→ Your instructions: Every record should be written out exactly, please.

→ Dataset items:
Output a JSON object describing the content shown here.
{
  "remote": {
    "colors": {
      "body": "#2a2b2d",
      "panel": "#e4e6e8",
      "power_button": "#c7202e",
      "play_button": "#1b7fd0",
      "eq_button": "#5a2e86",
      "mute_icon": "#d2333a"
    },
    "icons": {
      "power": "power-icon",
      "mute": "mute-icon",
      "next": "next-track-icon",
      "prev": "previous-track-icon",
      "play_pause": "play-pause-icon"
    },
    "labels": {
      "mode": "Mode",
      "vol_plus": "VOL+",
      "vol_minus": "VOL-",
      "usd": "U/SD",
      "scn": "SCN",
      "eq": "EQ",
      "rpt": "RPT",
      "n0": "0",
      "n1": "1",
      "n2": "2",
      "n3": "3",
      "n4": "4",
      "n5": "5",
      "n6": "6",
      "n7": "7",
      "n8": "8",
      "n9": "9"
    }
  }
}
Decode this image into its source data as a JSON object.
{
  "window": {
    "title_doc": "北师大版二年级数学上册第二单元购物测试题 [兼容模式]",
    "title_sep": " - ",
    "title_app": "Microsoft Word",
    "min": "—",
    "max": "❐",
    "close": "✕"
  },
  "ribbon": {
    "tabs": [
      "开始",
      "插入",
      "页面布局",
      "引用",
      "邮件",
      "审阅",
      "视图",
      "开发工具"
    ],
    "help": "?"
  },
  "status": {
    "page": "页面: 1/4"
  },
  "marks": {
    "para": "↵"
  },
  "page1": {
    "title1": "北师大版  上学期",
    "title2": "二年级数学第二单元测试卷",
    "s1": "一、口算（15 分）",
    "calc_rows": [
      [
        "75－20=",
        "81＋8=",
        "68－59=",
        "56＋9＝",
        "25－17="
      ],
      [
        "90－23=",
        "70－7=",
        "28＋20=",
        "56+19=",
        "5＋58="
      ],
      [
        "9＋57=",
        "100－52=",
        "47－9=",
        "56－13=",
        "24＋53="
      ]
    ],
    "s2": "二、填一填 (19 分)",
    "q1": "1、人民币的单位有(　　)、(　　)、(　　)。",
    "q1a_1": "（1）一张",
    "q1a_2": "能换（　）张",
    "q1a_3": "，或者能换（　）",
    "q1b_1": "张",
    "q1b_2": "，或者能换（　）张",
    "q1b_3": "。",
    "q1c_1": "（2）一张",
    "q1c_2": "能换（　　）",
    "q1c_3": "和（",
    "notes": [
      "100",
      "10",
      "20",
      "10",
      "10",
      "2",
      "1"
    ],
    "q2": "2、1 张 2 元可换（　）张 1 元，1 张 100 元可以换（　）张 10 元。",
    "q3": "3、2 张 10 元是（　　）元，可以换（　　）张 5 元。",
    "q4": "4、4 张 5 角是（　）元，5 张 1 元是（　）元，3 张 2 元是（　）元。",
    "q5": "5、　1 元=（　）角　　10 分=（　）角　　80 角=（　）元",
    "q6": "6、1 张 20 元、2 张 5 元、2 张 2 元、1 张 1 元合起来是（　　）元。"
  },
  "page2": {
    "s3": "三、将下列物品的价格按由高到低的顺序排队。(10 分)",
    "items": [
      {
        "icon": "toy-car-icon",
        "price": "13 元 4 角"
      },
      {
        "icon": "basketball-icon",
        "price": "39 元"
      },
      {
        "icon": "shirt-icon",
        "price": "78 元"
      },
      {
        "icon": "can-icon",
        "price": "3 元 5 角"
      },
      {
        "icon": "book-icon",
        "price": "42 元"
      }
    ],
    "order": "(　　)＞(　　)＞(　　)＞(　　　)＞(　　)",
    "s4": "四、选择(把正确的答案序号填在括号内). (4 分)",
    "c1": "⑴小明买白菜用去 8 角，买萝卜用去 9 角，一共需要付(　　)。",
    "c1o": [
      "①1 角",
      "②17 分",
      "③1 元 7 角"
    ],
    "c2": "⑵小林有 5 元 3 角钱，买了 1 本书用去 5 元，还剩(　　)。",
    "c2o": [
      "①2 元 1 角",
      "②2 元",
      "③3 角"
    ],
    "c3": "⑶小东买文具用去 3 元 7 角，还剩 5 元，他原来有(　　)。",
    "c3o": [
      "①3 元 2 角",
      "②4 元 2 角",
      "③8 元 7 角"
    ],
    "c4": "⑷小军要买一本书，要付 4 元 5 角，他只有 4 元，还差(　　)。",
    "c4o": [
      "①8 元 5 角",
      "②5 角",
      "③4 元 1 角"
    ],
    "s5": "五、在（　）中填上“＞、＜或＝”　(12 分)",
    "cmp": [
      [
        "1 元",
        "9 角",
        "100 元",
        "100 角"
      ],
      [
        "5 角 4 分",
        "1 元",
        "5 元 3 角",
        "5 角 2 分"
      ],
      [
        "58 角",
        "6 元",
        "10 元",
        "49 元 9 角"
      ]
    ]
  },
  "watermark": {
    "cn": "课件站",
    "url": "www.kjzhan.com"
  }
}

→ Output for this task:
Output a JSON object describing the content shown here.
{
  "remote": {
    "colors": {
      "body": "#2a2b2d",
      "panel": "#e4e6e8",
      "power_button": "#c7202e",
      "play_button": "#1b7fd0",
      "eq_button": "#5a2e86",
      "mute_icon": "#d2333a"
    },
    "icons": {
      "power": "power-icon",
      "mute": "mute-icon",
      "next": "next-track-icon",
      "prev": "previous-track-icon",
      "play_pause": "play-pause-icon"
    },
    "labels": {
      "mode": "Mode",
      "vol_plus": "VOL+",
      "vol_minus": "VOL-",
      "usd": "U/SD",
      "scn": "SCN",
      "eq": "EQ",
      "rpt": "RPT",
      "n0": "0",
      "n1": "1",
      "n2": "2",
      "n3": "3",
      "n4": "4",
      "n5": "5",
      "n6": "6",
      "n7": "7",
      "n8": "8",
      "n9": "9"
    }
  }
}
Decode this image into its source data as a JSON object.
{
  "window": {
    "title_doc": "北师大版二年级数学上册第二单元购物测试题 [兼容模式]",
    "title_sep": " - ",
    "title_app": "Microsoft Word",
    "min": "—",
    "max": "❐",
    "close": "✕"
  },
  "ribbon": {
    "tabs": [
      "开始",
      "插入",
      "页面布局",
      "引用",
      "邮件",
      "审阅",
      "视图",
      "开发工具"
    ],
    "help": "?"
  },
  "status": {
    "page": "页面: 1/4"
  },
  "marks": {
    "para": "↵"
  },
  "page1": {
    "title1": "北师大版  上学期",
    "title2": "二年级数学第二单元测试卷",
    "s1": "一、口算（15 分）",
    "calc_rows": [
      [
        "75－20=",
        "81＋8=",
        "68－59=",
        "56＋9＝",
        "25－17="
      ],
      [
        "90－23=",
        "70－7=",
        "28＋20=",
        "56+19=",
        "5＋58="
      ],
      [
        "9＋57=",
        "100－52=",
        "47－9=",
        "56－13=",
        "24＋53="
      ]
    ],
    "s2": "二、填一填 (19 分)",
    "q1": "1、人民币的单位有(　　)、(　　)、(　　)。",
    "q1a_1": "（1）一张",
    "q1a_2": "能换（　）张",
    "q1a_3": "，或者能换（　）",
    "q1b_1": "张",
    "q1b_2": "，或者能换（　）张",
    "q1b_3": "。",
    "q1c_1": "（2）一张",
    "q1c_2": "能换（　　）",
    "q1c_3": "和（",
    "notes": [
      "100",
      "10",
      "20",
      "10",
      "10",
      "2",
      "1"
    ],
    "q2": "2、1 张 2 元可换（　）张 1 元，1 张 100 元可以换（　）张 10 元。",
    "q3": "3、2 张 10 元是（　　）元，可以换（　　）张 5 元。",
    "q4": "4、4 张 5 角是（　）元，5 张 1 元是（　）元，3 张 2 元是（　）元。",
    "q5": "5、　1 元=（　）角　　10 分=（　）角　　80 角=（　）元",
    "q6": "6、1 张 20 元、2 张 5 元、2 张 2 元、1 张 1 元合起来是（　　）元。"
  },
  "page2": {
    "s3": "三、将下列物品的价格按由高到低的顺序排队。(10 分)",
    "items": [
      {
        "icon": "toy-car-icon",
        "price": "13 元 4 角"
      },
      {
        "icon": "basketball-icon",
        "price": "39 元"
      },
      {
        "icon": "shirt-icon",
        "price": "78 元"
      },
      {
        "icon": "can-icon",
        "price": "3 元 5 角"
      },
      {
        "icon": "book-icon",
        "price": "42 元"
      }
    ],
    "order": "(　　)＞(　　)＞(　　)＞(　　　)＞(　　)",
    "s4": "四、选择(把正确的答案序号填在括号内). (4 分)",
    "c1": "⑴小明买白菜用去 8 角，买萝卜用去 9 角，一共需要付(　　)。",
    "c1o": [
      "①1 角",
      "②17 分",
      "③1 元 7 角"
    ],
    "c2": "⑵小林有 5 元 3 角钱，买了 1 本书用去 5 元，还剩(　　)。",
    "c2o": [
      "①2 元 1 角",
      "②2 元",
      "③3 角"
    ],
    "c3": "⑶小东买文具用去 3 元 7 角，还剩 5 元，他原来有(　　)。",
    "c3o": [
      "①3 元 2 角",
      "②4 元 2 角",
      "③8 元 7 角"
    ],
    "c4": "⑷小军要买一本书，要付 4 元 5 角，他只有 4 元，还差(　　)。",
    "c4o": [
      "①8 元 5 角",
      "②5 角",
      "③4 元 1 角"
    ],
    "s5": "五、在（　）中填上“＞、＜或＝”　(12 分)",
    "cmp": [
      [
        "1 元",
        "9 角",
        "100 元",
        "100 角"
      ],
      [
        "5 角 4 分",
        "1 元",
        "5 元 3 角",
        "5 角 2 分"
      ],
      [
        "58 角",
        "6 元",
        "10 元",
        "49 元 9 角"
      ]
    ]
  },
  "watermark": {
    "cn": "课件站",
    "url": "www.kjzhan.com"
  }
}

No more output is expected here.